## Texto do documento
Devo mudar o nome do meu blogger?


Um Pedaço de Mim

UM PEDAÇO DE MIM é uma Biografia de Auto-ajuda com 127 páginas que escrevi em 2003 sobre minha experiência na luta contra um tumor maligno no joelho. Na época, fui operado e tratado no Hospital Aristides Maltez (de Salvador-Bahia), pelos médicos Alexandre Machado Andrade (especializado em Ortopedia Oncológica) e Maria Giselda N. Rocha (especializada em Oncologia Clínica). Hoje, após anos de lutas e vitórias, encontro-me curado e meu interesse em passar para o papel minha experiência foi pelo simples desejo de usá-la para orientar e encorajar outros que estejam lutando contra o câncer.

Veja o release da obra abaixo:


Por Neuza Leite

Um Pedaço de Mim é um livro simples, de autoria amadora e produção independente. Conta a história de um jovem que, aos 19 anos, descobriu um tumor ósseo no joelho. A obra mostra de forma clara e realista que a vitória sobre o câncer ainda é algo imprevisível, pois, ainda existem algumas formas da doença em que bem pouco pode ser feito, apesar do grande avanço da medicina em diagnosticar e tratar o paciente.

## Dados extraídos
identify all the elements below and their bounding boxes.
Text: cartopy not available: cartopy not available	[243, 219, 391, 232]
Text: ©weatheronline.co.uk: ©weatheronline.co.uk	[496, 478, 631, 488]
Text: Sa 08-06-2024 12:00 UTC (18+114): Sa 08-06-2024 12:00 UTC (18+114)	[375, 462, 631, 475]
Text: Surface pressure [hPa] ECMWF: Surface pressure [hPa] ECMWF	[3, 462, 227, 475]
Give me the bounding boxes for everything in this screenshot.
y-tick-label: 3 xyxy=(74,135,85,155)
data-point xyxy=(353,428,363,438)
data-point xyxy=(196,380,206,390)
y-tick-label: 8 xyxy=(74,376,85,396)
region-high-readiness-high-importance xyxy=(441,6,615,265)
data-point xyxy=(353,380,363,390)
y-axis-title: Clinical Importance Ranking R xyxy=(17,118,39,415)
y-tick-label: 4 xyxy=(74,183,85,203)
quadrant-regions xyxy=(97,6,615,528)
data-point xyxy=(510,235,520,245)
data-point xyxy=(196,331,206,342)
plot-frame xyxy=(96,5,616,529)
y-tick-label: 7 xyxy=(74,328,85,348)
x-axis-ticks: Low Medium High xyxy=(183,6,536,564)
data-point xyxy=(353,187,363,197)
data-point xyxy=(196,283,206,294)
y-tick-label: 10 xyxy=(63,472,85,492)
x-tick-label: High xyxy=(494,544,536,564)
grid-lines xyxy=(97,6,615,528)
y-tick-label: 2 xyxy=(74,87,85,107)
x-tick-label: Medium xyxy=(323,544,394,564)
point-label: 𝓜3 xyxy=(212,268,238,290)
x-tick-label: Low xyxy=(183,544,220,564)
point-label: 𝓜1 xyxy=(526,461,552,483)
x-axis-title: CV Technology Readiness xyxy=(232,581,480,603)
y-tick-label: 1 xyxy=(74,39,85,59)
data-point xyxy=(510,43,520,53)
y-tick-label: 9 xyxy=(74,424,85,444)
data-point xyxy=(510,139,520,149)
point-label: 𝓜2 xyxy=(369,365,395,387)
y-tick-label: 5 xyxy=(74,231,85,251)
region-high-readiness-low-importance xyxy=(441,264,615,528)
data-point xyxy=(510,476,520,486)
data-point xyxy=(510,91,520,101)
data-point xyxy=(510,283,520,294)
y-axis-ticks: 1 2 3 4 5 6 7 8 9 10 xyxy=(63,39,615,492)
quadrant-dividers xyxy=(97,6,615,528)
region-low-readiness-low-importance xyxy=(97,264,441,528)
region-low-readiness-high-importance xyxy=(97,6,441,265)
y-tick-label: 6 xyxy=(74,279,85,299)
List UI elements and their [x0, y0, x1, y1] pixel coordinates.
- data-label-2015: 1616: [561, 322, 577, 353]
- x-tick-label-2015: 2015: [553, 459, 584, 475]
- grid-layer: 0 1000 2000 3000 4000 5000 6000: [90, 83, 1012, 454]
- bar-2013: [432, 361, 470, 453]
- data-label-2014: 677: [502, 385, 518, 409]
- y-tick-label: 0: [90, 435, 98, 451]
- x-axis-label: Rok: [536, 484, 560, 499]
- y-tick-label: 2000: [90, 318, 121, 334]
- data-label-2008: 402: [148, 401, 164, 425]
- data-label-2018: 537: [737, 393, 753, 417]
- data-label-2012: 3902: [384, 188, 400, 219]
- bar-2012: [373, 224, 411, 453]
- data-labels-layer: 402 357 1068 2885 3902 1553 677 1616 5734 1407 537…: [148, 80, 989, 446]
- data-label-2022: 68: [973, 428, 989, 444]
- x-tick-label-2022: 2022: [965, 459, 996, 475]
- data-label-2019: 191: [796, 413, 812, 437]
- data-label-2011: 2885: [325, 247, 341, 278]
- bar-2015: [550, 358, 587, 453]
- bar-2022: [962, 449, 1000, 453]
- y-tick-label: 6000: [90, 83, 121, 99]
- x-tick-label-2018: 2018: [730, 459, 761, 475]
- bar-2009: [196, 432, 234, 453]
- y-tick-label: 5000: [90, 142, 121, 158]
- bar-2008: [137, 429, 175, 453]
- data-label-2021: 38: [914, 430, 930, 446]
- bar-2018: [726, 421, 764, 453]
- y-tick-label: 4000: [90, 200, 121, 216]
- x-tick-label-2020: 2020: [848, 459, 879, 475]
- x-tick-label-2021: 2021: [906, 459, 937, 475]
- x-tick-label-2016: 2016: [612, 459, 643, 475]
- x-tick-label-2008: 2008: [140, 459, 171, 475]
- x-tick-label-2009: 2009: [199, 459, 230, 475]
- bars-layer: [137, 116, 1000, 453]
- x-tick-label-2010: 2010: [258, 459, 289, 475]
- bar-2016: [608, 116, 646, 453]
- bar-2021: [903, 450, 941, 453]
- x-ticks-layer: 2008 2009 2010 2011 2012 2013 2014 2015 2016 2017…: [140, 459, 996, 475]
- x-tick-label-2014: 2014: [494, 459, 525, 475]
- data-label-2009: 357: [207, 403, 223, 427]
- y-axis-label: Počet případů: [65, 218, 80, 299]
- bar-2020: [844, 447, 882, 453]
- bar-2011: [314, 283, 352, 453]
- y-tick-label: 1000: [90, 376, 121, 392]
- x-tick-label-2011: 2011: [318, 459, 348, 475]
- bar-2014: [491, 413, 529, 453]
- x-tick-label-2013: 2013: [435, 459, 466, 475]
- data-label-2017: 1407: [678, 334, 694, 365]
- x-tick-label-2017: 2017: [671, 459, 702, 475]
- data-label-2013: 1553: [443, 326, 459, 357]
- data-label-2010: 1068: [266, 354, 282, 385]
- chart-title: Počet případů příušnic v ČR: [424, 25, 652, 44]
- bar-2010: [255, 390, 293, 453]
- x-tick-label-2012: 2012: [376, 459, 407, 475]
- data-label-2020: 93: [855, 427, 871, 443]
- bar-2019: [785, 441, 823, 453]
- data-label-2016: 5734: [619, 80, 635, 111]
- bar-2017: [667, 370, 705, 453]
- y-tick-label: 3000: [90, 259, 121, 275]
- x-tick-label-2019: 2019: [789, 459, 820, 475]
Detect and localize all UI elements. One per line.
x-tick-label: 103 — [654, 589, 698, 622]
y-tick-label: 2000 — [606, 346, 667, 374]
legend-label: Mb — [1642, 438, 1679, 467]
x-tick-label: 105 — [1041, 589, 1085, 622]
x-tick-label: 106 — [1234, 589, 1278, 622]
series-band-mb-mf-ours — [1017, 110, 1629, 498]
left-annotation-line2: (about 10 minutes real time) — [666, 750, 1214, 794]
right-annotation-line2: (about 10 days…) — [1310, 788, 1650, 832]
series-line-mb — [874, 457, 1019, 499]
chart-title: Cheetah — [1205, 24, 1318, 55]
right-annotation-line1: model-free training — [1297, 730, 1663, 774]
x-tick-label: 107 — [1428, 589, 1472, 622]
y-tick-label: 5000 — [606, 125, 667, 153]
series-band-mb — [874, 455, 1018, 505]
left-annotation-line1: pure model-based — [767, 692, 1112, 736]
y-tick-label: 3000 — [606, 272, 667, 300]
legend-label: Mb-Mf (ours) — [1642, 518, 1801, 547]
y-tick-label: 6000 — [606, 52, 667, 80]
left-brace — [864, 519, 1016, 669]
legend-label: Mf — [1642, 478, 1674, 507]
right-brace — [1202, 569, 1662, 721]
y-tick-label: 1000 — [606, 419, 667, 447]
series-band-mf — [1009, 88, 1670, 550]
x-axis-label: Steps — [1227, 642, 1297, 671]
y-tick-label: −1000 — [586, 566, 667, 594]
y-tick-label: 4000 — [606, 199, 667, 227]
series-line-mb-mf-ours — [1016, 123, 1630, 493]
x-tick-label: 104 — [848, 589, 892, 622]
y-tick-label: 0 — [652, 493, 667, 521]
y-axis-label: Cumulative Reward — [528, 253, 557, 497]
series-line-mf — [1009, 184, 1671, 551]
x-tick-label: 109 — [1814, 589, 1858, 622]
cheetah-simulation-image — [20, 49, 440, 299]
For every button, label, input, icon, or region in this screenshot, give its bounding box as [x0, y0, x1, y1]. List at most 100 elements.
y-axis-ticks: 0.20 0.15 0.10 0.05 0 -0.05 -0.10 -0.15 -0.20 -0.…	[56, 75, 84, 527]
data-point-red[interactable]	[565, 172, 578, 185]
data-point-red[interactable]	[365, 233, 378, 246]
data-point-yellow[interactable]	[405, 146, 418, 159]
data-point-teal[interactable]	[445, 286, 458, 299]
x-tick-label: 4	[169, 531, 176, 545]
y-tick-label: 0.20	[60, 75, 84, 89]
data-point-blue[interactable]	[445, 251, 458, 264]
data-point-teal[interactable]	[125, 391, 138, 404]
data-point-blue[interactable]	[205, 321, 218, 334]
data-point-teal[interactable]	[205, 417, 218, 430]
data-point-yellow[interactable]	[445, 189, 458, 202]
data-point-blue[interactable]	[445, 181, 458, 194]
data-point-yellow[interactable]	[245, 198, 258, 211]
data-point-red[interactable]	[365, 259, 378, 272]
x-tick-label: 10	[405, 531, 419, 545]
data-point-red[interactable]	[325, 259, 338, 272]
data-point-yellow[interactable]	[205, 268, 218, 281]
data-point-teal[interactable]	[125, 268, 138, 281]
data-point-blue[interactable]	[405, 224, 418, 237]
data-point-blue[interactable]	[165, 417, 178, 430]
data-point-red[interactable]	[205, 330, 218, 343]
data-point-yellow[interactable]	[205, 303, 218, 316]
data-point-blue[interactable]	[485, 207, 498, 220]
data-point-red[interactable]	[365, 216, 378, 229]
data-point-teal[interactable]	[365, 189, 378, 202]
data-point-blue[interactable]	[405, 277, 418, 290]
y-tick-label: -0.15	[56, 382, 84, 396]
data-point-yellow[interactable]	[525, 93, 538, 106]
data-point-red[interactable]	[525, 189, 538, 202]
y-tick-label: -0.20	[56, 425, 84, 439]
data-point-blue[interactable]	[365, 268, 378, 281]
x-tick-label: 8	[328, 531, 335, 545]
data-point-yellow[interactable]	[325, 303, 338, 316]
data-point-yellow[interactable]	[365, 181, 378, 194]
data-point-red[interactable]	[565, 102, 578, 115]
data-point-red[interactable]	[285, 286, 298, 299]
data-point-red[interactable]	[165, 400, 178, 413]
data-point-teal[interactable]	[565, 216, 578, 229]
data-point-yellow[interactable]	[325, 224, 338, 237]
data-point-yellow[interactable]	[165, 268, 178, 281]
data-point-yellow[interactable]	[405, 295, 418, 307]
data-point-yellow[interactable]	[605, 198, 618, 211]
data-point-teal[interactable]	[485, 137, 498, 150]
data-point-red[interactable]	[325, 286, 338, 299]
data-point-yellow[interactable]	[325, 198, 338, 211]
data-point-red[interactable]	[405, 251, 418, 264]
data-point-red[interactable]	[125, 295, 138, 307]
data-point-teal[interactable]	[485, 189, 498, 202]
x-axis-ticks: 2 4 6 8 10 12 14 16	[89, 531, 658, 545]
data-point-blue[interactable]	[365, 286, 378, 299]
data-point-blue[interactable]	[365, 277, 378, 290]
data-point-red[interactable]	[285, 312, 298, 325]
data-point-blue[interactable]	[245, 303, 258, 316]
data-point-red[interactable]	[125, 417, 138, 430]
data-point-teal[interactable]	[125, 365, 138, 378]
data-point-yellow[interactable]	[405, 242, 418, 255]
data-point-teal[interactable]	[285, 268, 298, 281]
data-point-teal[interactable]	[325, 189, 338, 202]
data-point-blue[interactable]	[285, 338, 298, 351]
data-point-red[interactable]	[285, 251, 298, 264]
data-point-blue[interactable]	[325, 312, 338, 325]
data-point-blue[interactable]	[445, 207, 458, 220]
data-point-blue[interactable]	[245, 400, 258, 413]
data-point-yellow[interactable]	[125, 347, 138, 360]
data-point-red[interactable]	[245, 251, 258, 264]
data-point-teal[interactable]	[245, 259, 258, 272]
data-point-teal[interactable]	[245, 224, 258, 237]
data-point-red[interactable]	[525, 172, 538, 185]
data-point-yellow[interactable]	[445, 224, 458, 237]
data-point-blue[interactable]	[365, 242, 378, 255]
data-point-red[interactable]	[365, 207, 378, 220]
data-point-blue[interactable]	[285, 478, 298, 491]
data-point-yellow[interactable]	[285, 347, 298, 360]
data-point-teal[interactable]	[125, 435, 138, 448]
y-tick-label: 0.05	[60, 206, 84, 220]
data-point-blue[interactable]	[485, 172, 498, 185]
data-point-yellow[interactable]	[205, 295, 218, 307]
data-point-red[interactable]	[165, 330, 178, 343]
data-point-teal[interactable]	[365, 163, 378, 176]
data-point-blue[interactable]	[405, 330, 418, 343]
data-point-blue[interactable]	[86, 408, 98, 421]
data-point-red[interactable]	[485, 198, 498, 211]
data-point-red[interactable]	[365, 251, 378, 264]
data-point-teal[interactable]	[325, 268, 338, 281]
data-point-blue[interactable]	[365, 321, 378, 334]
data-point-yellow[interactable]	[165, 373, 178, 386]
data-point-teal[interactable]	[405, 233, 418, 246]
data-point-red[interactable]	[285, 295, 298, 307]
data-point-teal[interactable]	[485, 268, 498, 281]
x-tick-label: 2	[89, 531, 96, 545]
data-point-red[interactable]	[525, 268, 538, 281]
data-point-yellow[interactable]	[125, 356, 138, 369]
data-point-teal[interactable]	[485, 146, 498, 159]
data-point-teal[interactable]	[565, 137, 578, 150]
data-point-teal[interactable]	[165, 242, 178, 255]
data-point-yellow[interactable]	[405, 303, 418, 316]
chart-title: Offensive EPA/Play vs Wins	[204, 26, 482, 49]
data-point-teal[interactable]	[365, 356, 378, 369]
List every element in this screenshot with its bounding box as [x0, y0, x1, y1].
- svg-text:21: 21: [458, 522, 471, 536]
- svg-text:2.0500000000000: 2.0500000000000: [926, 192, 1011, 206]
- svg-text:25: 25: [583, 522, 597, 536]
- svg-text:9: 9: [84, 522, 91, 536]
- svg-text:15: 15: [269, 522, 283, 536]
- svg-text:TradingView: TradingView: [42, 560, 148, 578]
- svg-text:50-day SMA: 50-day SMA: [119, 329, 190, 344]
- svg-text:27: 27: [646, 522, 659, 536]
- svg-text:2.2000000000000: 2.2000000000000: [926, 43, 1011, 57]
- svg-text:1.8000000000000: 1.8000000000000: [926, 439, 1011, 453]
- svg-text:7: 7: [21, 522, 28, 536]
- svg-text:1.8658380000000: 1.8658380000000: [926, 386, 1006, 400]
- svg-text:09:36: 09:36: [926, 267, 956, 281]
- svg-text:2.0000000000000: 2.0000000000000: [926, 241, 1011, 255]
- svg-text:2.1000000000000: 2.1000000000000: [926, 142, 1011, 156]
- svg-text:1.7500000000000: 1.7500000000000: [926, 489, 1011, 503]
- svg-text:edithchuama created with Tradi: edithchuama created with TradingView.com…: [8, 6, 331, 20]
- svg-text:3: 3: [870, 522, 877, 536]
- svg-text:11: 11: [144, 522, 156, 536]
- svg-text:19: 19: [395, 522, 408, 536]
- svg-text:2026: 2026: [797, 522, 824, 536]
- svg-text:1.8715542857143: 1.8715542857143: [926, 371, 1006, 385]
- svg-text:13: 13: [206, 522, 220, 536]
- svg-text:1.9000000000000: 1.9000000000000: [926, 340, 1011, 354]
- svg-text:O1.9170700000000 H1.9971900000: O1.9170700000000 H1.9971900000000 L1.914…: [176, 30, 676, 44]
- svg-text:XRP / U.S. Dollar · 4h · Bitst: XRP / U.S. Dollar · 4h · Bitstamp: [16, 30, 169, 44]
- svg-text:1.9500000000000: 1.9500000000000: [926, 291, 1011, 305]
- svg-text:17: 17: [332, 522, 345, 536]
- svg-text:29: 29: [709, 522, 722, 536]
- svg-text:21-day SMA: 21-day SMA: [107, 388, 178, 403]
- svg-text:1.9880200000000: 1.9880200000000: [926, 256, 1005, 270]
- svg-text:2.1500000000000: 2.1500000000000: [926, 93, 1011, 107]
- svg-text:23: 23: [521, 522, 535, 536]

## Tarefa A
Resuma em duas frases o texto sobre o livro Um Pedaço de Mim.
## Tarefa B
No texto sobre o livro Um Pedaço de Mim, substitua "Salvador-Bahia" por "Salvador, Bahia" no trecho entre "Devo mudar o" e "contra o câncer.", inclusive, e apresente o trecho resultante.
## Tarefa C
Segundo o texto sobre o livro Um Pedaço de Mim, quantas páginas tem o livro?

## Área de resposta A
Um Pedaço de Mim é uma biografia de autoajuda de 127 páginas, escrita em 2003, sobre a luta do autor contra um tumor maligno no joelho, tratado no Hospital Aristides Maltez, em Salvador. Hoje curado, o autor passou a experiência para o papel para orientar e encorajar outras pessoas que lutam contra o câncer.

## Área de resposta B
Devo mudar o nome do meu blogger?


Um Pedaço de Mim

UM PEDAÇO DE MIM é uma Biografia de Auto-ajuda com 127 páginas que escrevi em 2003 sobre minha experiência na luta contra um tumor maligno no joelho. Na época, fui operado e tratado no Hospital Aristides Maltez (de Salvador, Bahia), pelos médicos Alexandre Machado Andrade (especializado em Ortopedia Oncológica) e Maria Giselda N. Rocha (especializada em Oncologia Clínica). Hoje, após anos de lutas e vitórias, encontro-me curado e meu interesse em passar para o papel minha experiência foi pelo simples desejo de usá-la para orientar e encorajar outros que estejam lutando contra o câncer.

## Área de resposta C
127 páginas.